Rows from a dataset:
++++++++++++++++++++
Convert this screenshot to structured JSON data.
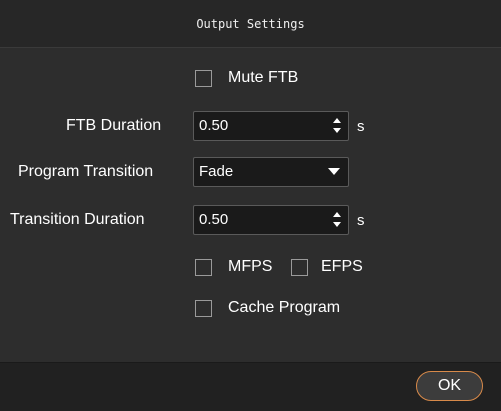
{
  "dialog": {
    "title": "Output Settings"
  },
  "mute_ftb": {
    "label": "Mute FTB",
    "checked": false
  },
  "ftb_duration": {
    "label": "FTB Duration",
    "value": "0.50",
    "unit": "s"
  },
  "program_transition": {
    "label": "Program Transition",
    "selected": "Fade"
  },
  "transition_duration": {
    "label": "Transition Duration",
    "value": "0.50",
    "unit": "s"
  },
  "mfps": {
    "label": "MFPS",
    "checked": false
  },
  "efps": {
    "label": "EFPS",
    "checked": false
  },
  "cache_program": {
    "label": "Cache Program",
    "checked": false
  },
  "footer": {
    "ok_label": "OK"
  },
  "colors": {
    "dialog_bg": "#2d2d2d",
    "input_bg": "#1a1a1a",
    "ok_border_accent": "#d88a4a",
    "text": "#ffffff"
  },
  "icons": {
    "spin_up": "spin-up-arrow",
    "spin_down": "spin-down-arrow",
    "dropdown": "chevron-down"
  }
}
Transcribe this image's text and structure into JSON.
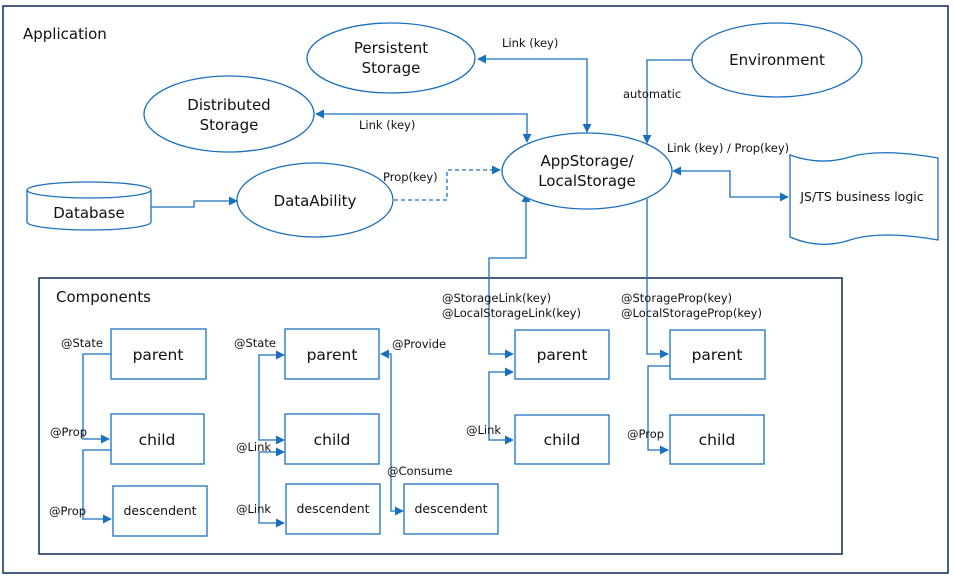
{
  "diagram": {
    "application_label": "Application",
    "components_label": "Components",
    "nodes": {
      "persistent_storage": [
        "Persistent",
        "Storage"
      ],
      "distributed_storage": [
        "Distributed",
        "Storage"
      ],
      "environment": "Environment",
      "database": "Database",
      "data_ability": "DataAbility",
      "app_storage": [
        "AppStorage/",
        "LocalStorage"
      ],
      "business_logic": "JS/TS business logic"
    },
    "edge_labels": {
      "persistent_link": "Link (key)",
      "distributed_link": "Link (key)",
      "environment_auto": "automatic",
      "data_ability_prop": "Prop(key)",
      "business_logic_link": "Link (key) / Prop(key)",
      "storage_link": [
        "@StorageLink(key)",
        "@LocalStorageLink(key)"
      ],
      "storage_prop": [
        "@StorageProp(key)",
        "@LocalStorageProp(key)"
      ]
    },
    "component_groups": [
      {
        "boxes": [
          "parent",
          "child",
          "descendent"
        ],
        "labels": [
          "@State",
          "@Prop",
          "@Prop"
        ]
      },
      {
        "boxes": [
          "parent",
          "child",
          "descendent"
        ],
        "labels": [
          "@State",
          "@Link",
          "@Link"
        ]
      },
      {
        "boxes": [
          "descendent"
        ],
        "labels": [
          "@Provide",
          "@Consume"
        ]
      },
      {
        "boxes": [
          "parent",
          "child"
        ],
        "labels": [
          "@Link"
        ]
      },
      {
        "boxes": [
          "parent",
          "child"
        ],
        "labels": [
          "@Prop"
        ]
      }
    ]
  }
}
++++++++++++++++++++
*WHAT TO DO*
Write out each entry exactly as given, but skip the pictures.

*SOLUTION TO THIS EXERCISE*
Convert this screenshot to structured JSON data.
{
  "dialog": {
    "title": "Output Settings"
  },
  "mute_ftb": {
    "label": "Mute FTB",
    "checked": false
  },
  "ftb_duration": {
    "label": "FTB Duration",
    "value": "0.50",
    "unit": "s"
  },
  "program_transition": {
    "label": "Program Transition",
    "selected": "Fade"
  },
  "transition_duration": {
    "label": "Transition Duration",
    "value": "0.50",
    "unit": "s"
  },
  "mfps": {
    "label": "MFPS",
    "checked": false
  },
  "efps": {
    "label": "EFPS",
    "checked": false
  },
  "cache_program": {
    "label": "Cache Program",
    "checked": false
  },
  "footer": {
    "ok_label": "OK"
  },
  "colors": {
    "dialog_bg": "#2d2d2d",
    "input_bg": "#1a1a1a",
    "ok_border_accent": "#d88a4a",
    "text": "#ffffff"
  },
  "icons": {
    "spin_up": "spin-up-arrow",
    "spin_down": "spin-down-arrow",
    "dropdown": "chevron-down"
  }
}
Transcribe this image's text and structure into JSON.
{
  "diagram": {
    "application_label": "Application",
    "components_label": "Components",
    "nodes": {
      "persistent_storage": [
        "Persistent",
        "Storage"
      ],
      "distributed_storage": [
        "Distributed",
        "Storage"
      ],
      "environment": "Environment",
      "database": "Database",
      "data_ability": "DataAbility",
      "app_storage": [
        "AppStorage/",
        "LocalStorage"
      ],
      "business_logic": "JS/TS business logic"
    },
    "edge_labels": {
      "persistent_link": "Link (key)",
      "distributed_link": "Link (key)",
      "environment_auto": "automatic",
      "data_ability_prop": "Prop(key)",
      "business_logic_link": "Link (key) / Prop(key)",
      "storage_link": [
        "@StorageLink(key)",
        "@LocalStorageLink(key)"
      ],
      "storage_prop": [
        "@StorageProp(key)",
        "@LocalStorageProp(key)"
      ]
    },
    "component_groups": [
      {
        "boxes": [
          "parent",
          "child",
          "descendent"
        ],
        "labels": [
          "@State",
          "@Prop",
          "@Prop"
        ]
      },
      {
        "boxes": [
          "parent",
          "child",
          "descendent"
        ],
        "labels": [
          "@State",
          "@Link",
          "@Link"
        ]
      },
      {
        "boxes": [
          "descendent"
        ],
        "labels": [
          "@Provide",
          "@Consume"
        ]
      },
      {
        "boxes": [
          "parent",
          "child"
        ],
        "labels": [
          "@Link"
        ]
      },
      {
        "boxes": [
          "parent",
          "child"
        ],
        "labels": [
          "@Prop"
        ]
      }
    ]
  }
}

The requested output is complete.